TEXT SHOWN:
The fundamentals of farming haven’t changed very much in the last 100 years or so. What has to change is the industry’s speed and scale. The global population is expected to pass nine billion by 2050. The Food and Agriculture Organization estimates that our collective food production will need to increase by 60 per cent to accommodate that growth. This is where Farming 4.0, as it’s been called, comes in—whether facilitated by A.I. or robots or another data-driven software of choice.

There’s a worry that automation will render farmers obsolete, but it actually has the potential to make them far more productive. It’s incredibly urgent that smaller-scale producers—from six-person dairy farms to 50-person broiler-chicken enterprises—are supported during this shift. In 2021, one in every nine jobs was in the agriculture sector, but we don’t have enough workers to fill them: the industry is facing a labour shortage of 114,000 workers by 2025. On top of the labour issues, climate change and real estate development mean that we need to maximize the yields from what viable land we still have. Last year, wildfires and droughts prompted a $20-million bailout for British Columbia farmers. And according to the Ontario Federation of Agriculture, urban development removes 175 acres of the province’s farmland on a daily basis. As you can see, efficiency is more valuable than ever.

Canada is one of a handful of countries that’s lucky enough to export more calories than it produces. If we had to rely solely on domestic farmers to survive, we could. But COVID was a wake-up call for many international governments in terms of how much food security is tied to national security. South Korea, for example, has already expressed interest in building a cricket-farming facility just like ours. France, India and China are all now subsidizing technological advancements for their farmers.

The government of Canada is starting to funnel money into automation, but not nearly enough of it. Private-sector investors can fund the creation of the gadgets themselves, but in my opinion, tax dollars are one of the best ways to bolster the country’s agricultural workforce. The government might consider offering every farmer in Canada a subsidy—on an application basis—to put toward the adoption of some helpful (if risky) new tech they’d like to try out.

A financial safety net would allow agriculture workers to monitor their results without having to single-handedly shoulder the huge cost of a lacklustre harvest. In Silicon Valley, the philosophy of “move fast and break things” gives start-ups an advantage. Farmers don’t have the luxury of releasing a quick software update after mistakenly relying on an impressive new autonomous electric tractor to manage their corn. A subsidy would mean they’re not betting the farm, so to speak. The upsides of this kind of arrangement aren’t hypothetical, either. My company has already benefited from government-funded partnerships.

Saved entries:
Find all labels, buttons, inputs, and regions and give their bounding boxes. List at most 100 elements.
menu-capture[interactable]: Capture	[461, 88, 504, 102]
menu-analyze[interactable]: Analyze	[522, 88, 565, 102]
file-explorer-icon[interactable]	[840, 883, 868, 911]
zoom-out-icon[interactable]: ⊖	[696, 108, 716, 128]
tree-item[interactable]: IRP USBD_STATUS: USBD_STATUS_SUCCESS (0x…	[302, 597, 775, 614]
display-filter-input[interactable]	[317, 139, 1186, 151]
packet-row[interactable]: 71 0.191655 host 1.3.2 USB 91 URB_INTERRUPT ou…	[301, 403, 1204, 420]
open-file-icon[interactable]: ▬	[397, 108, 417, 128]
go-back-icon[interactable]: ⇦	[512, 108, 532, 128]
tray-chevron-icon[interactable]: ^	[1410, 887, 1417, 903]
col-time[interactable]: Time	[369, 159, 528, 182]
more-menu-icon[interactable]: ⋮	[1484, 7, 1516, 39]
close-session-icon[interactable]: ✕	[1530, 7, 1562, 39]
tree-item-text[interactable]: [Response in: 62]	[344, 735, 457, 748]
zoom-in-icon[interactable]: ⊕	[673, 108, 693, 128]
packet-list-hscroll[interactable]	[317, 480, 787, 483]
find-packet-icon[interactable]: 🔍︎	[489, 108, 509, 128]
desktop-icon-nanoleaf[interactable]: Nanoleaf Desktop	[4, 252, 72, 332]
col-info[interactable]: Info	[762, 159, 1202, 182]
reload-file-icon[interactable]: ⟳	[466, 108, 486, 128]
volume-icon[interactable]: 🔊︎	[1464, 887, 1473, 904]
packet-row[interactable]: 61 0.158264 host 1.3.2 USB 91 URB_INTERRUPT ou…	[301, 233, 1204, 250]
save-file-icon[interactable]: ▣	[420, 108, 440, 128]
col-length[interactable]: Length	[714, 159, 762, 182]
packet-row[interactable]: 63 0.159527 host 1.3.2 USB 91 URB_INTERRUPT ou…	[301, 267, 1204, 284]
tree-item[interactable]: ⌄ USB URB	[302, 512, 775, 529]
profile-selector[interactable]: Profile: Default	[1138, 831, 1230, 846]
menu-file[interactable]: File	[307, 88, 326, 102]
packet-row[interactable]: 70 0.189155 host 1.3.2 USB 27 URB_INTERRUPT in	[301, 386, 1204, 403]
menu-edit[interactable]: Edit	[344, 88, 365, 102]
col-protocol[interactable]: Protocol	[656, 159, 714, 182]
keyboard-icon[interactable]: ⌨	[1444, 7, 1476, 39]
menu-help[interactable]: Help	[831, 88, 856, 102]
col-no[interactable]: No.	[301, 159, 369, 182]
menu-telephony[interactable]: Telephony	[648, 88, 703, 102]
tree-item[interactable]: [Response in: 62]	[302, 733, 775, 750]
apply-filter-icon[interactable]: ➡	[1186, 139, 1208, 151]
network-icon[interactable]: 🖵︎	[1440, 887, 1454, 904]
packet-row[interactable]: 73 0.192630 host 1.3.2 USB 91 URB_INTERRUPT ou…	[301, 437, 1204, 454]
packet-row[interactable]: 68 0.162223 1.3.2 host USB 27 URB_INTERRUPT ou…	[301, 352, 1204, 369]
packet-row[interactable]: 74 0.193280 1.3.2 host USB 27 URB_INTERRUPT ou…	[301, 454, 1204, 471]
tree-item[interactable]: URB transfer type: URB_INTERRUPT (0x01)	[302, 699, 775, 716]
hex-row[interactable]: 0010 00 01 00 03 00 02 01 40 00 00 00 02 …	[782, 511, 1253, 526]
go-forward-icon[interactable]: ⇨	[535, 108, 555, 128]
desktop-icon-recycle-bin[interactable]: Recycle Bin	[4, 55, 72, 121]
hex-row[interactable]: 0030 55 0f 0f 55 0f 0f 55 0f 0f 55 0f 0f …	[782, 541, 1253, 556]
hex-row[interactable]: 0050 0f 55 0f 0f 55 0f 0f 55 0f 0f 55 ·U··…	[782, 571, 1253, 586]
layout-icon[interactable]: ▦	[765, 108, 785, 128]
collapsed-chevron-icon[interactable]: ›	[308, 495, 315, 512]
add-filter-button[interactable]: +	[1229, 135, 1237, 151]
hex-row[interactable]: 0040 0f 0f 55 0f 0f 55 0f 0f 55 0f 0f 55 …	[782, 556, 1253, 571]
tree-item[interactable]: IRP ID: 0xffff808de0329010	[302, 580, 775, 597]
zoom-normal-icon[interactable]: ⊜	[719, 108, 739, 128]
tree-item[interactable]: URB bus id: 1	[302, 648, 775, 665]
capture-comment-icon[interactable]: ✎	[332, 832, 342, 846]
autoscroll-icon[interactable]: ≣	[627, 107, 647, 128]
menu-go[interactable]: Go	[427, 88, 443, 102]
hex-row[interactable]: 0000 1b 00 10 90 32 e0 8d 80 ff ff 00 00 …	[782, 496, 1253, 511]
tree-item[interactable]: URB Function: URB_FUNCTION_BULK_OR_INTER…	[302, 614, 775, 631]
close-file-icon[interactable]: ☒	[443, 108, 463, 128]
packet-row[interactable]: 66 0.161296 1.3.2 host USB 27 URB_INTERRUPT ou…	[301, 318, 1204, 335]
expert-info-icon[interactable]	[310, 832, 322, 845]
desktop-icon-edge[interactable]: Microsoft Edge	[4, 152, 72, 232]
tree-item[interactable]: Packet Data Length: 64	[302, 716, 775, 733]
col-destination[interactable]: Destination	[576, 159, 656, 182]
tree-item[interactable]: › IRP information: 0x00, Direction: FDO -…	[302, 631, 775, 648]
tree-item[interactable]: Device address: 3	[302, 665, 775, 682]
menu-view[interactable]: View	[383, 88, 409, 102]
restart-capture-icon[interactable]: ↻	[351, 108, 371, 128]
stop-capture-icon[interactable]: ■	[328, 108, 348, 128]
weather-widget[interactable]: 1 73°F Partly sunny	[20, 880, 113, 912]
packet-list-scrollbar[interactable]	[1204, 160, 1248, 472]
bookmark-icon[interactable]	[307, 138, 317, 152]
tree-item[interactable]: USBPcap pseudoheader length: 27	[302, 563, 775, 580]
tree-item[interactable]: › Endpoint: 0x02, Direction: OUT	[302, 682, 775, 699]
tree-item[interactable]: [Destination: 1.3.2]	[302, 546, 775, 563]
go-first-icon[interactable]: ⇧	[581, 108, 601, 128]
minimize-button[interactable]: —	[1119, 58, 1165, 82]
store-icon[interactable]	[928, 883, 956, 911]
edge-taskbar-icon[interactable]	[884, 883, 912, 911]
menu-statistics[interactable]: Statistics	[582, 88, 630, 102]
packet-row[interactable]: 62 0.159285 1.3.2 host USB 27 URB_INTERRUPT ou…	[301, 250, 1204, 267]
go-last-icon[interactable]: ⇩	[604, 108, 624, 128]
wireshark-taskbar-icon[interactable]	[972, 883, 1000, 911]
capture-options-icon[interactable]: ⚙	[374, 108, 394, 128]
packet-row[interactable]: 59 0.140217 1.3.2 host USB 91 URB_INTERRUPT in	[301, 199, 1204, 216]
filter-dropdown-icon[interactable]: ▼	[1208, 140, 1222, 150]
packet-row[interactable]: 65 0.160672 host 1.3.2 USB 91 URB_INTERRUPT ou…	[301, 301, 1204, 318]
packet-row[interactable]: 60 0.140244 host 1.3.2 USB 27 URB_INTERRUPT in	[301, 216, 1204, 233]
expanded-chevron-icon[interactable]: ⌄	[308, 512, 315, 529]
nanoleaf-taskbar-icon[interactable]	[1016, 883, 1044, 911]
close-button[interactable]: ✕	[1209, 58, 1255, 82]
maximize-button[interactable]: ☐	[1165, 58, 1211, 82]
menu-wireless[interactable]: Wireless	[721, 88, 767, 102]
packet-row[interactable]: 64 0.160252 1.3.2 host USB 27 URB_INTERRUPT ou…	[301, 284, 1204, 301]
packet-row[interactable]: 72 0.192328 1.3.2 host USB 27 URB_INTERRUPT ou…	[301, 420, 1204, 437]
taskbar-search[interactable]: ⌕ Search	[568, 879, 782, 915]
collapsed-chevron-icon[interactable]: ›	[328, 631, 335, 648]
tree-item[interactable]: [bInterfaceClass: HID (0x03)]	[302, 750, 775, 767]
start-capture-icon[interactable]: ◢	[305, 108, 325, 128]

PROBLEM REQUIREMENTS: Reproduce verbatim the portion of the farming automation text from "A financial safety" to "from government-funded partnerships.".

ANSWER SECTION:
A financial safety net would allow agriculture workers to monitor their results without having to single-handedly shoulder the huge cost of a lacklustre harvest. In Silicon Valley, the philosophy of “move fast and break things” gives start-ups an advantage. Farmers don’t have the luxury of releasing a quick software update after mistakenly relying on an impressive new autonomous electric tractor to manage their corn. A subsidy would mean they’re not betting the farm, so to speak. The upsides of this kind of arrangement aren’t hypothetical, either. My company has already benefited from government-funded partnerships.